#### Required work:
Every line that holds the string "name" is to be identified and copied.

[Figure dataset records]
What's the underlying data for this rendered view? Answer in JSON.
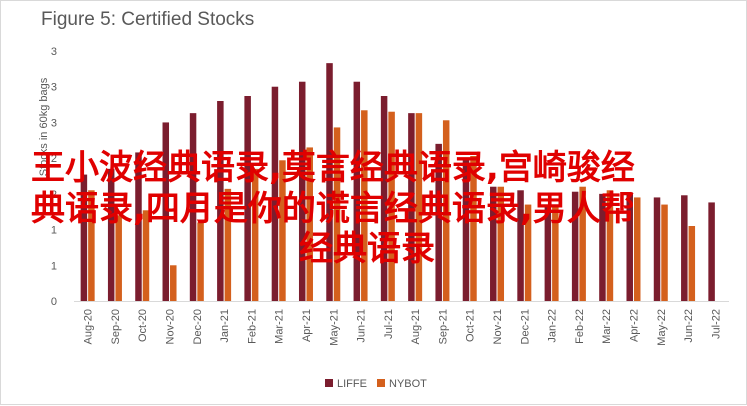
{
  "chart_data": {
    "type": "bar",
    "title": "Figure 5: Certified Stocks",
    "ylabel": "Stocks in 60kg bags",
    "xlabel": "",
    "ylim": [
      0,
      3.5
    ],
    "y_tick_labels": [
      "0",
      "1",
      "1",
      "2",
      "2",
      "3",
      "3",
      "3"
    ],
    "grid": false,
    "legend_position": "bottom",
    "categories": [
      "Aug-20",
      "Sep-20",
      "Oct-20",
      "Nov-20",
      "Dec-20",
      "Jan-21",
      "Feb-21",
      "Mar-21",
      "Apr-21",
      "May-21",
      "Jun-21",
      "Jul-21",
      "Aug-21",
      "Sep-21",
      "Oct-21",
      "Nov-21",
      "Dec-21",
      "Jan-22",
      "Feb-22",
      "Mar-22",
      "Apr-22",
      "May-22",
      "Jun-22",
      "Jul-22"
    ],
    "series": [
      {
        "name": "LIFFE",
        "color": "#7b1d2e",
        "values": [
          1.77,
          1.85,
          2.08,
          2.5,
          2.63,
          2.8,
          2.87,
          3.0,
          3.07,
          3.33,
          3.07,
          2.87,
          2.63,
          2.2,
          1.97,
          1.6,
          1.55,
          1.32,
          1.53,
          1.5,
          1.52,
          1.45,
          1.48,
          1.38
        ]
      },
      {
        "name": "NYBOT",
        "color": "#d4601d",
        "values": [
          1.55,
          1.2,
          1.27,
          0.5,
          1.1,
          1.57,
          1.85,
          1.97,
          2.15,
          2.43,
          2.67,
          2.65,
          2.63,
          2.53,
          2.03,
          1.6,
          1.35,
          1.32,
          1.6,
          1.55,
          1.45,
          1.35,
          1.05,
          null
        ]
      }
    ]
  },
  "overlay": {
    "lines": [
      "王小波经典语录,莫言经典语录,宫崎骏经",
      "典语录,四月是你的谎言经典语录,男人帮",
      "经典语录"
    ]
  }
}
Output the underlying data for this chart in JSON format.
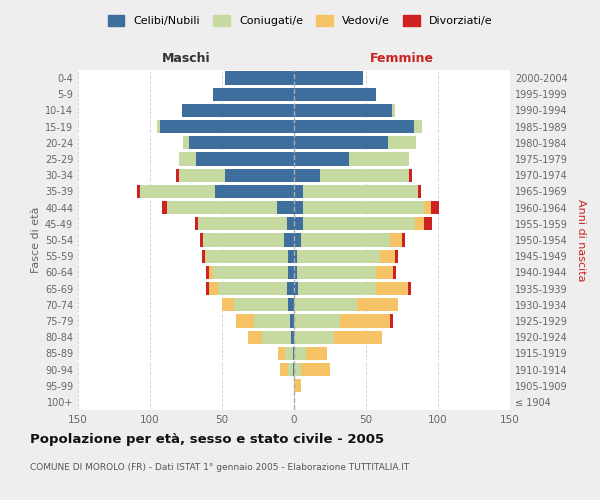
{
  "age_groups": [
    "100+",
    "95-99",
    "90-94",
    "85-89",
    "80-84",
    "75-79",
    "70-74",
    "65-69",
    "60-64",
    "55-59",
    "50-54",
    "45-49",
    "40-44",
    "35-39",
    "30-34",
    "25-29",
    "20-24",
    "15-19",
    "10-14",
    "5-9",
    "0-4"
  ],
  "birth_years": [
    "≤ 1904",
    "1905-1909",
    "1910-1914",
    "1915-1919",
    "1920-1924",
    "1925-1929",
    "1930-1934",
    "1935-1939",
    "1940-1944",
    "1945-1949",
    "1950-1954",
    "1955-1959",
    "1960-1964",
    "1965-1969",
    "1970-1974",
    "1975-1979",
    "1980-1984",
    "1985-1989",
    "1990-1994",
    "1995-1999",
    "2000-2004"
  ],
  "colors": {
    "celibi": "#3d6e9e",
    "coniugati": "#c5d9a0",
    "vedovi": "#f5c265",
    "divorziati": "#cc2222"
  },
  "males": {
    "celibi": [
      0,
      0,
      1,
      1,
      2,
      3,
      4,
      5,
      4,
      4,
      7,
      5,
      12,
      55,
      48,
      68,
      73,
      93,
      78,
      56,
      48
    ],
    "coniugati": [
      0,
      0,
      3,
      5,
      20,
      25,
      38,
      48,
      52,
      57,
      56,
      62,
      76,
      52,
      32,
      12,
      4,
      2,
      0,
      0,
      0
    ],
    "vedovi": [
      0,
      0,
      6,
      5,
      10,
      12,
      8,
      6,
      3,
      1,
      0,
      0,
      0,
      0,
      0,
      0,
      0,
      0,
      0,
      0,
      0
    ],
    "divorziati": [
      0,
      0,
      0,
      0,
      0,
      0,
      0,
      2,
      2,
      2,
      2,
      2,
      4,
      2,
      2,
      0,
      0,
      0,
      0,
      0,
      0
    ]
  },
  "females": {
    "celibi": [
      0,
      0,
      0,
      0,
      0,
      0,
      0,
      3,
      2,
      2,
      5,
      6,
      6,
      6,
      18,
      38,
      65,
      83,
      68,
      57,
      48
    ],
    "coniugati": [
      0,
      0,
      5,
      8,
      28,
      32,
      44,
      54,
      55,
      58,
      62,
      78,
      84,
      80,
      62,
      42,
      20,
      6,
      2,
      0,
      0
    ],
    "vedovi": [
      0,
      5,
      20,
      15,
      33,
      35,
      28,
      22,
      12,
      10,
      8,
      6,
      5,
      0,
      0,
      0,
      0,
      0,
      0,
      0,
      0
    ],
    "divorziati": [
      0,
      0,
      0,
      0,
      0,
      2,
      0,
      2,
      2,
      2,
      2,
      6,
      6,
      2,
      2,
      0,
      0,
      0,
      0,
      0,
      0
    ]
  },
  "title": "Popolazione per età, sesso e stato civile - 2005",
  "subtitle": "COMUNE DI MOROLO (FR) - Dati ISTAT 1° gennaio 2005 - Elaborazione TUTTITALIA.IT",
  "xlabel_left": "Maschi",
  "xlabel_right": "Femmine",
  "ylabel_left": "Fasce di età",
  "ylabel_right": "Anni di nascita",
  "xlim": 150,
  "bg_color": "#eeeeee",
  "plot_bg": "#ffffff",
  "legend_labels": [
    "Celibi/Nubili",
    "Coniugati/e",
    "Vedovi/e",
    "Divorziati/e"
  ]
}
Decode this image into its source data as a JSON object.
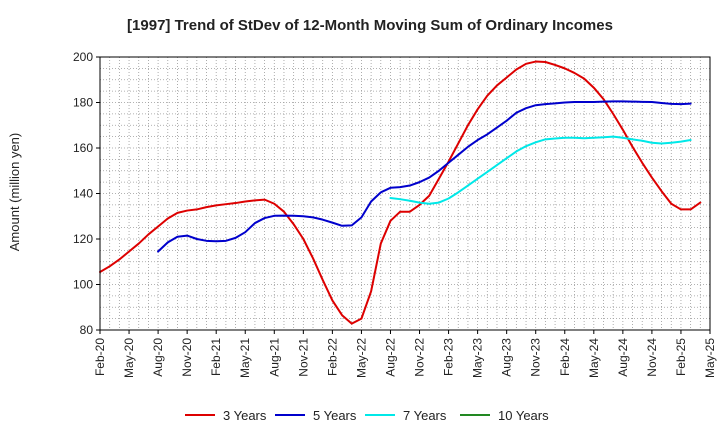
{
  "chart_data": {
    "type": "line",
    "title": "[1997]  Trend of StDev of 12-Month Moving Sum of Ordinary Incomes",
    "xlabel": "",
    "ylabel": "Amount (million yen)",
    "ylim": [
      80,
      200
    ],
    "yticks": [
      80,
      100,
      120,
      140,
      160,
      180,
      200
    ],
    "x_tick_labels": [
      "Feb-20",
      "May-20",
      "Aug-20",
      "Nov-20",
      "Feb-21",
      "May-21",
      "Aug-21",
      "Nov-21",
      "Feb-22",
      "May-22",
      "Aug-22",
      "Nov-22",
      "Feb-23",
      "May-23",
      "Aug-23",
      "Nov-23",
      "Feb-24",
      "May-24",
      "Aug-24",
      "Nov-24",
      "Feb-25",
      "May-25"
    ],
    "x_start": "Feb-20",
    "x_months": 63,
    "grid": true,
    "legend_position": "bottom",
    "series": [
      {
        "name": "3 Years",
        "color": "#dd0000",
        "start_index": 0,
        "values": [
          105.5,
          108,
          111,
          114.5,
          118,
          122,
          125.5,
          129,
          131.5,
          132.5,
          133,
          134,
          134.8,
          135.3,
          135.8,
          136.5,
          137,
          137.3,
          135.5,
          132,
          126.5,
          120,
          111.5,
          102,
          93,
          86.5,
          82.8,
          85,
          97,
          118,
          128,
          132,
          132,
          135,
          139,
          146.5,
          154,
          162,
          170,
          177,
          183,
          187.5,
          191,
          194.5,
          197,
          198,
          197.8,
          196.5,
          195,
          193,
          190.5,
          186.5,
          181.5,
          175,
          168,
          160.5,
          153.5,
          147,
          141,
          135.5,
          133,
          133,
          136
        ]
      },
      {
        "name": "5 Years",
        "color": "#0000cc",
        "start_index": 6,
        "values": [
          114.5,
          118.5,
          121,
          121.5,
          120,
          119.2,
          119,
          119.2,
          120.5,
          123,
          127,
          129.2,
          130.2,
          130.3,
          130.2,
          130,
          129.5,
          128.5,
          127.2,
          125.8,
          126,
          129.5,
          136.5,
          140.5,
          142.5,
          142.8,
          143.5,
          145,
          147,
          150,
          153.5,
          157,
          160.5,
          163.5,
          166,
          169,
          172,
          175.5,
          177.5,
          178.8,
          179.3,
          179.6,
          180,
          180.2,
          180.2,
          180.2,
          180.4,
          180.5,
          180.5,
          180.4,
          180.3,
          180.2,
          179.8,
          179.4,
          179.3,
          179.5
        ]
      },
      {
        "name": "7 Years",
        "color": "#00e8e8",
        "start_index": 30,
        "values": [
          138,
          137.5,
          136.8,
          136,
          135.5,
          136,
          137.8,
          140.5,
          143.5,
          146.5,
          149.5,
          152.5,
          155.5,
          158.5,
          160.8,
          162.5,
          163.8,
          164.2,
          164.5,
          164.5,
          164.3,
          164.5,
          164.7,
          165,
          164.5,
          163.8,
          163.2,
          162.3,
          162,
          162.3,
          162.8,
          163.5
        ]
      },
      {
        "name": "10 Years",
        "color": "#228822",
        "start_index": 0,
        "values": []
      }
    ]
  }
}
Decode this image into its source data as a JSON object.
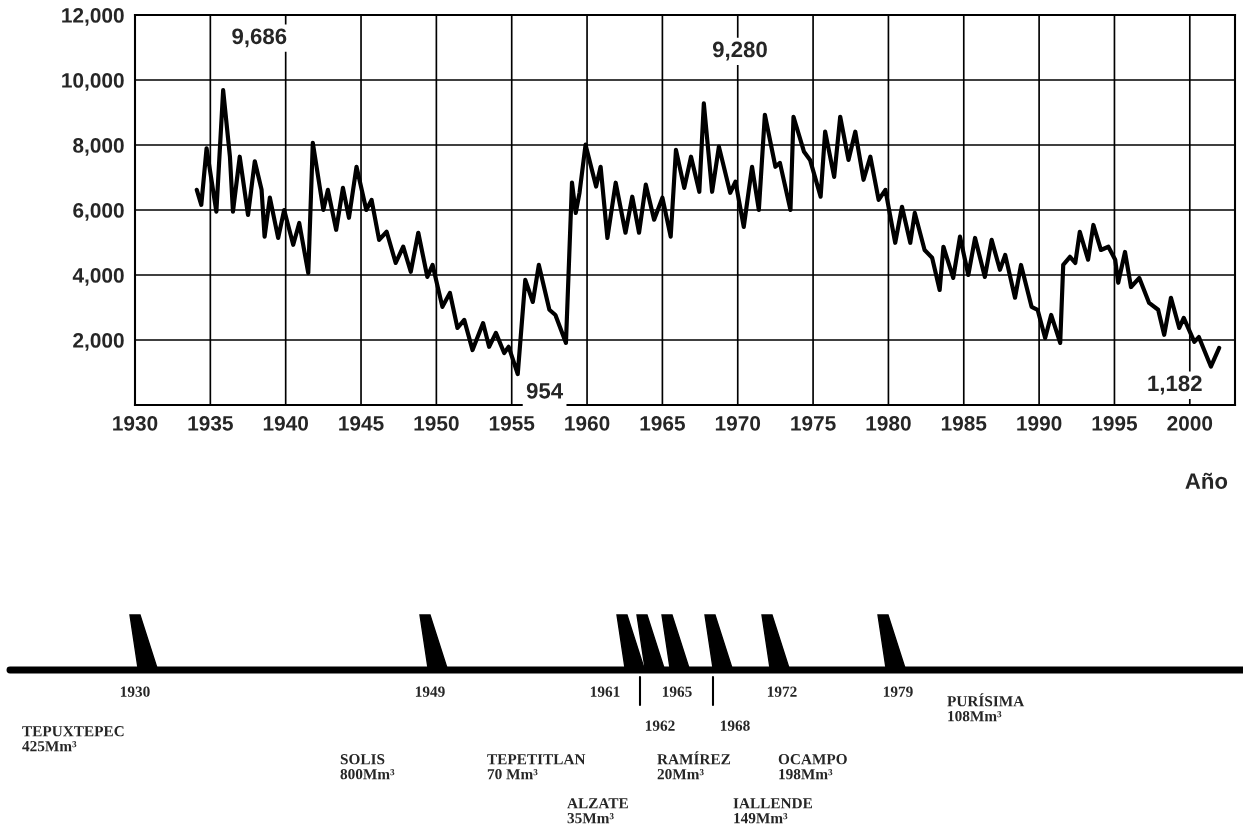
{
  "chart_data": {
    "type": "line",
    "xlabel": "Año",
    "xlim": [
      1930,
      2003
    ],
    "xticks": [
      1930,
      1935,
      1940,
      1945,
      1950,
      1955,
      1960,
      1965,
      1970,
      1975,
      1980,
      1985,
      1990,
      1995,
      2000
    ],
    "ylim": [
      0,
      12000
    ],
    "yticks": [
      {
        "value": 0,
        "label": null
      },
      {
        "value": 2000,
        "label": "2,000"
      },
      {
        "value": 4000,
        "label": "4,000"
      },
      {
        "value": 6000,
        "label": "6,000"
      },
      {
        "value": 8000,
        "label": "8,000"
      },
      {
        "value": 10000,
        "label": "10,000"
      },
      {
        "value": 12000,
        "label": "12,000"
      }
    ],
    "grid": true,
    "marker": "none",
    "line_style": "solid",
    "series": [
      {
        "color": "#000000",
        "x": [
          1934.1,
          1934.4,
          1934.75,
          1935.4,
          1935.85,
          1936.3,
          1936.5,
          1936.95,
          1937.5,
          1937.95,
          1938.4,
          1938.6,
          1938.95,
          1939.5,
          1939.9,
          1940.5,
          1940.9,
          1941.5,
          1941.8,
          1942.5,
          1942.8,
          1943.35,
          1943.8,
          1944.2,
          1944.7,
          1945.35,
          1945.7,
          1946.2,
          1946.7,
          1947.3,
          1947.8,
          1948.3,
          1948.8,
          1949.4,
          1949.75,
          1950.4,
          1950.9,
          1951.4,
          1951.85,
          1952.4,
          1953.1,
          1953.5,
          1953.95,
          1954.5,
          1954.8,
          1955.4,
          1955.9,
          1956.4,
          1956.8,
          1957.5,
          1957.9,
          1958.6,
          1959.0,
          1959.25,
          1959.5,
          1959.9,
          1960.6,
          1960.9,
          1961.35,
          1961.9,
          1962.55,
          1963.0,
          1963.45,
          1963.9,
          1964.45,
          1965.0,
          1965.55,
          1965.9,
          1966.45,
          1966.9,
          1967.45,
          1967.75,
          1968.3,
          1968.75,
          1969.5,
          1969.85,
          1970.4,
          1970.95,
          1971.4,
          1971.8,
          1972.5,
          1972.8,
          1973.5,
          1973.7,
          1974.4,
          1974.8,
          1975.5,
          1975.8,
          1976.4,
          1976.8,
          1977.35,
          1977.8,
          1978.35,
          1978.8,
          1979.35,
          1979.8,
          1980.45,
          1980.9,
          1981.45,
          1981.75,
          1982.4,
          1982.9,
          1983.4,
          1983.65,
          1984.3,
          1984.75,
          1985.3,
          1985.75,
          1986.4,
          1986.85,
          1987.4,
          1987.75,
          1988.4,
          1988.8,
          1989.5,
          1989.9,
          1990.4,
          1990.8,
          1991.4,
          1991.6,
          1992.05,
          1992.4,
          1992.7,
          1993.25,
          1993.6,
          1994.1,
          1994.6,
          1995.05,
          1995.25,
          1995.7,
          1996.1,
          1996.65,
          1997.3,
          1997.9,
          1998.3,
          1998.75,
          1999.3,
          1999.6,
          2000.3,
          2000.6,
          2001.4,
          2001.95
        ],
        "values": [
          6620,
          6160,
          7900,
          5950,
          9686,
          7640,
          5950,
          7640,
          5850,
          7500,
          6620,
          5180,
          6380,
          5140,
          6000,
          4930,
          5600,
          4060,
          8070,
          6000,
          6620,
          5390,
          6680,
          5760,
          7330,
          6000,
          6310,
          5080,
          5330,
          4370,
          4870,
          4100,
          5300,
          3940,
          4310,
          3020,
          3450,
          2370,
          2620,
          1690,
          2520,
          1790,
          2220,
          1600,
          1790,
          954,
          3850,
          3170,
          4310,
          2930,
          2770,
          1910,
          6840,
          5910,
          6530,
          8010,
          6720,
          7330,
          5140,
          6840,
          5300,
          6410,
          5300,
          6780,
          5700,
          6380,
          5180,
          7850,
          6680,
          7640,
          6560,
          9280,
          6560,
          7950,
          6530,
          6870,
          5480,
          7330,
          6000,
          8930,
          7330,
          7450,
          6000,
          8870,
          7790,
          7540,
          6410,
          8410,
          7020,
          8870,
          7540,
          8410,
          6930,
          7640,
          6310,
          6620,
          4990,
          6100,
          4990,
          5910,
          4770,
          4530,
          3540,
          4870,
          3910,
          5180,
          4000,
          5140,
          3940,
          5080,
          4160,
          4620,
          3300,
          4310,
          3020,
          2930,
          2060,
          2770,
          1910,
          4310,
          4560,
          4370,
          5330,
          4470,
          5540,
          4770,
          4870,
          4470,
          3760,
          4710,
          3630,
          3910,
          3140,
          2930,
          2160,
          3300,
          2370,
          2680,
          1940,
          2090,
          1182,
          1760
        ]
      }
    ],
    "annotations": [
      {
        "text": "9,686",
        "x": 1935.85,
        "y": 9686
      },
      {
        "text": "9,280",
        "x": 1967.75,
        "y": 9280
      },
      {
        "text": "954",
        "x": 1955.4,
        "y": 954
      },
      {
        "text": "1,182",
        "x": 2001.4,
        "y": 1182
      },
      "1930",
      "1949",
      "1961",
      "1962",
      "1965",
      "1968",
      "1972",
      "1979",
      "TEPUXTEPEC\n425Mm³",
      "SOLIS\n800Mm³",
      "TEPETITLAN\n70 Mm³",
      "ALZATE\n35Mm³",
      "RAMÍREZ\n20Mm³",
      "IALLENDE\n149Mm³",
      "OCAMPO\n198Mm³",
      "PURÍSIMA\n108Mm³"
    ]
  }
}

#### Output of the exercise:
        "name": "LIFFE",
        "name": "NYBOT",
        "name": "3 Years",
        "name": "5 Years",
        "name": "7 Years",
        "name": "10 Years",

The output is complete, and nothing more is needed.